* _Exercise_
Show each line that has the string "секторе" in it.

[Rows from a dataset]
# # #

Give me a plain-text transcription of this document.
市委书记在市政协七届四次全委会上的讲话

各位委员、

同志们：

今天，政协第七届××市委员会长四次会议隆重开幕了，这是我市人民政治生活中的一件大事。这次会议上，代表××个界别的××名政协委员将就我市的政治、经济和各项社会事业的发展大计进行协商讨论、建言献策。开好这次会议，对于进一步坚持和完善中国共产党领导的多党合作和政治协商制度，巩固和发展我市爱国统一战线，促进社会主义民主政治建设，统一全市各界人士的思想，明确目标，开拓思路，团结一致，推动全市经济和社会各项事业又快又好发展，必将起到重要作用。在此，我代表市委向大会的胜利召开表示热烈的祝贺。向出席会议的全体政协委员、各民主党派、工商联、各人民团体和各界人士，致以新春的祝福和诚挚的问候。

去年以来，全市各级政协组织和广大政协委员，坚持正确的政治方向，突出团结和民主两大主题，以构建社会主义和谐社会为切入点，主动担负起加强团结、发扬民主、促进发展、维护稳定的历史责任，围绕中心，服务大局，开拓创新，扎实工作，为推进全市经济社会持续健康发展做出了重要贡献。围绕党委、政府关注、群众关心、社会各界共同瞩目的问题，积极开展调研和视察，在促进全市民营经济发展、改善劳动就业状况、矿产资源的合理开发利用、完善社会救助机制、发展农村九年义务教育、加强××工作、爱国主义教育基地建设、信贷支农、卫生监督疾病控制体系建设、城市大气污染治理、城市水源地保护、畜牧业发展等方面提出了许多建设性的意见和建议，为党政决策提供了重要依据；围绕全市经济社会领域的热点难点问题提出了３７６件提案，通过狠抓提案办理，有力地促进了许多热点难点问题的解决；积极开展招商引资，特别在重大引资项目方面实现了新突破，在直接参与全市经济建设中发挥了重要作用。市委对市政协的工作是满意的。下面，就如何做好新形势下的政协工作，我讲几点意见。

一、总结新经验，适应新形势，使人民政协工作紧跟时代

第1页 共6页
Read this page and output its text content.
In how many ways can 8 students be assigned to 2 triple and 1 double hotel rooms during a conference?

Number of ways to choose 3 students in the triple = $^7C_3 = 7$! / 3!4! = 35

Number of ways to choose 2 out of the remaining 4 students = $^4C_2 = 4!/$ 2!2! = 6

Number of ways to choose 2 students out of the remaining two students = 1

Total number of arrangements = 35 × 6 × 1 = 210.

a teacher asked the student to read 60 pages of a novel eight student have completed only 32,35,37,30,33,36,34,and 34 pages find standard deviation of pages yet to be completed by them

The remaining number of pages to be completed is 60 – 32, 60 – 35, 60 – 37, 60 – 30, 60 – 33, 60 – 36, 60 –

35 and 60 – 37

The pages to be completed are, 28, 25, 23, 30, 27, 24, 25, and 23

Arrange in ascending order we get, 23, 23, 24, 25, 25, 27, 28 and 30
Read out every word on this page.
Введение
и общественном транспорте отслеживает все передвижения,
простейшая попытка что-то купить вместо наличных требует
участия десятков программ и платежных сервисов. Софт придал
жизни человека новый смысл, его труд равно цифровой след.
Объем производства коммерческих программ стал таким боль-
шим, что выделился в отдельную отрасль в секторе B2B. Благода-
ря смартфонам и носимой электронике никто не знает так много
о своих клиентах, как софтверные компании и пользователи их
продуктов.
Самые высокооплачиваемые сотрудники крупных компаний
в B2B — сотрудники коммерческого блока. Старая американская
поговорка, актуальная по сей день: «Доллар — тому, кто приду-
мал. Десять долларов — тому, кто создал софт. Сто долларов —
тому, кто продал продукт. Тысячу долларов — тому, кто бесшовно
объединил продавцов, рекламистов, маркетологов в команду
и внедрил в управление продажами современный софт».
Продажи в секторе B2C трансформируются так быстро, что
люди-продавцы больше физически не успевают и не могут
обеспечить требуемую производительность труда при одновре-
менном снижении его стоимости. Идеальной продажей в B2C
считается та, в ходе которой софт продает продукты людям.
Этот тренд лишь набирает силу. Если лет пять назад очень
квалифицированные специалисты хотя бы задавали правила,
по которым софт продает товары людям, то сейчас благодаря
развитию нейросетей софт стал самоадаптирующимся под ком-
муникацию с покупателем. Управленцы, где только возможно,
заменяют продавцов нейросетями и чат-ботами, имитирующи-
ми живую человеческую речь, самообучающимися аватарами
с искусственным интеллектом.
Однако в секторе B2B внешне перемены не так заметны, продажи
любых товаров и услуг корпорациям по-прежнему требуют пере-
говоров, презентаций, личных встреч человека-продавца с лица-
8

# # #

* _Task answer_
шим, что выделился в отдельную отрасль в секторе B2B. Благода-
Продажи в секторе B2C трансформируются так быстро, что
Однако в секторе B2B внешне перемены не так заметны, продажи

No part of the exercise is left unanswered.